━━━━━ Source passage ━━━━━

10th Anniversary Of The NCM Sinkhole Heard Around The World

Did you hear it? What was once front-page material on practically every newspaper and morning news program is still causing reverberations over ten years since the event. Of course, we’re talking about the sinkhole that formed under the National Corvette Museum in Bowling Green, Kentucky, in the early morning hours of February 12, 2014.

Just as the world was waking up and hearing about the sinkhole swallowing eight iconic Corvettes from their display area in the NCM’s Skydome, staff at the NCM had already spent hours evaluating the devastation. Each of the rare and classic Corvettes, with a total value of over $1 million, now resided some 30 feet below the floor of the NCM. The resting place of several Corvettes was still viewable from the surface while others’ fate was hidden by tons of rubble and Kentucky soil.

While the event could have been the death knell for any number of reasons, the resiliency and transparency of the NCM’s Board, and down through the entire NCM staff, kept the enquiring world updated as to the progress and fate of each of the Corvettes. Over the months and years following the event, enthusiasts and visitors flocked to the NCM to show support and to see ground zero first-hand.

━━━━━

Required work >>
• 1. List every named place that appears in the passage about the National Corvette Museum sinkhole.
• 2. Extend the passage about the National Corvette Museum sinkhole by writing what comes after its final sentence.

━━━━━ Stored rows ━━━━━

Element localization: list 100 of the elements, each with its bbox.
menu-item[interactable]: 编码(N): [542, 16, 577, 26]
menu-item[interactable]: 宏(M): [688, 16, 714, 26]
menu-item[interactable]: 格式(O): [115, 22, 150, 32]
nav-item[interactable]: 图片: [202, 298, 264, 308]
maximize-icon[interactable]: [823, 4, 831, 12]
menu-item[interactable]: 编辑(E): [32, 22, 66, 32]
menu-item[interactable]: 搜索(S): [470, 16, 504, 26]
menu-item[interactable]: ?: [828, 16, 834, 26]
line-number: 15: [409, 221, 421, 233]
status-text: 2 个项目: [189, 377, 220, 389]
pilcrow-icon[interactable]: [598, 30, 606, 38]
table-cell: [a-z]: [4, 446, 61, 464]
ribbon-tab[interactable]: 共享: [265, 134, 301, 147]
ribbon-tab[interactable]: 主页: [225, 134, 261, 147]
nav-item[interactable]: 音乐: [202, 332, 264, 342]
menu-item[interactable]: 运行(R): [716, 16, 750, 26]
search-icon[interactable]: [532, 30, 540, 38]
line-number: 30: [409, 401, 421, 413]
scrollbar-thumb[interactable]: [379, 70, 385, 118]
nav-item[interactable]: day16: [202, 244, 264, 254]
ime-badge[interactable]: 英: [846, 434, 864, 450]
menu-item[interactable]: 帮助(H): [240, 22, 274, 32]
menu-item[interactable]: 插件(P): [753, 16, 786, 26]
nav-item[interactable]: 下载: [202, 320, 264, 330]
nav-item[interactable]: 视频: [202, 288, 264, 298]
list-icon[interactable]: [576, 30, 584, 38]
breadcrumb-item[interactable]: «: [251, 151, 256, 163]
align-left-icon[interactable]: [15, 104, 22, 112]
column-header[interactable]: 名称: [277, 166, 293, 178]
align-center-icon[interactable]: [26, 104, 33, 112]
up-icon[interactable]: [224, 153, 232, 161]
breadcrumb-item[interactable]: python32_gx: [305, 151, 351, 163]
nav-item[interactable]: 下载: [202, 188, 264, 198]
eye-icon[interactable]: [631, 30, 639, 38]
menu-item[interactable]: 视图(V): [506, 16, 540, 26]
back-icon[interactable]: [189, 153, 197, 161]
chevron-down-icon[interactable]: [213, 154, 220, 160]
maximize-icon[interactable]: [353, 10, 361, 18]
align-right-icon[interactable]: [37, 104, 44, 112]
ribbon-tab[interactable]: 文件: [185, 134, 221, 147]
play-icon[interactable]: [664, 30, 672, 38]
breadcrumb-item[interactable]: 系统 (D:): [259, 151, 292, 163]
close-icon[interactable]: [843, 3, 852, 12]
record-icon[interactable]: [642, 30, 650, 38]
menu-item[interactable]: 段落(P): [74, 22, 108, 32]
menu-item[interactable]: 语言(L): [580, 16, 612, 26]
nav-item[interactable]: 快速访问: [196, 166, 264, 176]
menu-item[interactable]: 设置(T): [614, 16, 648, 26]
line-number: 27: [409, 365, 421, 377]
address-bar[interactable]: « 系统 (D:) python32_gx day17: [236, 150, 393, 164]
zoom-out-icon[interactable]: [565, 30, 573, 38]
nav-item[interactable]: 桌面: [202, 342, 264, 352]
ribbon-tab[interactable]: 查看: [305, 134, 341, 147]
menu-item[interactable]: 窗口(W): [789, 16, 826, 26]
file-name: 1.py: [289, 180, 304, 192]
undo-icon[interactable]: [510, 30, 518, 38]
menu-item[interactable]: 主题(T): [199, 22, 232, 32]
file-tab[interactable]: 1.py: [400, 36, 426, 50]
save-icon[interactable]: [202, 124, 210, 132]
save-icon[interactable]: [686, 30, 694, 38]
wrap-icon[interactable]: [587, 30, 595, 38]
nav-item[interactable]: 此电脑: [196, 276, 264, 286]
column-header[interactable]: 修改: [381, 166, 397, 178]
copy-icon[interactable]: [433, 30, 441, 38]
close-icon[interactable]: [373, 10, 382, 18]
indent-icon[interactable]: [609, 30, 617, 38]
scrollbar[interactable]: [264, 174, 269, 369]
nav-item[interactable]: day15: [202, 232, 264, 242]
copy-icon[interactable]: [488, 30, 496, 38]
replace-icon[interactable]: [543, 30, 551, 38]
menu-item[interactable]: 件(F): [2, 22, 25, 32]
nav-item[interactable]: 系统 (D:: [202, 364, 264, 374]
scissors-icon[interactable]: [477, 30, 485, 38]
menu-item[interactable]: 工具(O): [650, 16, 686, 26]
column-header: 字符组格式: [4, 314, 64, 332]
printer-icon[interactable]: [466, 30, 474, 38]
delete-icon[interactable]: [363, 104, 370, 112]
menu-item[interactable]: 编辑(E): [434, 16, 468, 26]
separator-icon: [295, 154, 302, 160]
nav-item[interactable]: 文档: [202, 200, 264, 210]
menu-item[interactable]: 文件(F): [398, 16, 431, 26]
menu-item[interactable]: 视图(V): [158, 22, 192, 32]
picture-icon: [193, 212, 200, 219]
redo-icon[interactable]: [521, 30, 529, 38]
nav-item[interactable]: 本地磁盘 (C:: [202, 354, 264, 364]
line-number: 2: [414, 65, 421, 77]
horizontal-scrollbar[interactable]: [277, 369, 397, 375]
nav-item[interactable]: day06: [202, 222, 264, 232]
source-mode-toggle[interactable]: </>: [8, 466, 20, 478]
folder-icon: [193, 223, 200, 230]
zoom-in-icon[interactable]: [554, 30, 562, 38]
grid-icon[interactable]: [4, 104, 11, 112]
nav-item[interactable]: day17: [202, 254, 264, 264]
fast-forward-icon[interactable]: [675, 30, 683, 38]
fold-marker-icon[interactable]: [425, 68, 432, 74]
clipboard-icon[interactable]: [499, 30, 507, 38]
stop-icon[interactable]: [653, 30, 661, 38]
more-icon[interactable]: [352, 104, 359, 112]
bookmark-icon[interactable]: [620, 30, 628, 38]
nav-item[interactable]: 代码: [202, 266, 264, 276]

━━━━━

Responses in order >>
• 1.
National Corvette Museum (NCM)
Bowling Green
Kentucky
Skydome

• 2.
NCM sinkhole

When the ground finally stopped moving, only a few Corvettes were visible through the rubble.

The staff at the NCM stood as a perfect example of the age-old maxim, “If life gives you lemons…” Many efforts were made early-on to assess the damage and to gird up the surrounding areas of the sinkhole. Several webcams were installed to help the world grasp the scope of the event. Throughout the following months, viewers could witness the reclamation of the area inside the Skydome; from the recovery of the eight Corvettes to the resiliency of a newly-created display titled, “Corvette Cave In: The Skydome Sinkhole Experience.”

Visitors of the NCM could better understand how the sinkhole happened and were virtually transported to the time of the occurrence through videos and interactive displays.

Through this new display, visitors of the museum (and there were many) had an opportunity to witness first-hand the effects of mother nature and the Karst terrain upon which the NCM was built. Visitors and much-needed support came from around the world to help the recovery process.

Each of the eight Corvettes was eventually extracted from their not-so-shallow grave. A few were restored, but most still carry the scars from their fall over a decade ago.

Time does heal wounds, but the scars remain. In the end, only three Corvettes could be repaired from the damage incurred that day. The rest will continue to carry the evidence of their fall and tell the sinkhole story as only they can. They have done so for over a decade and each of the eight Corvettes is far from forgotten.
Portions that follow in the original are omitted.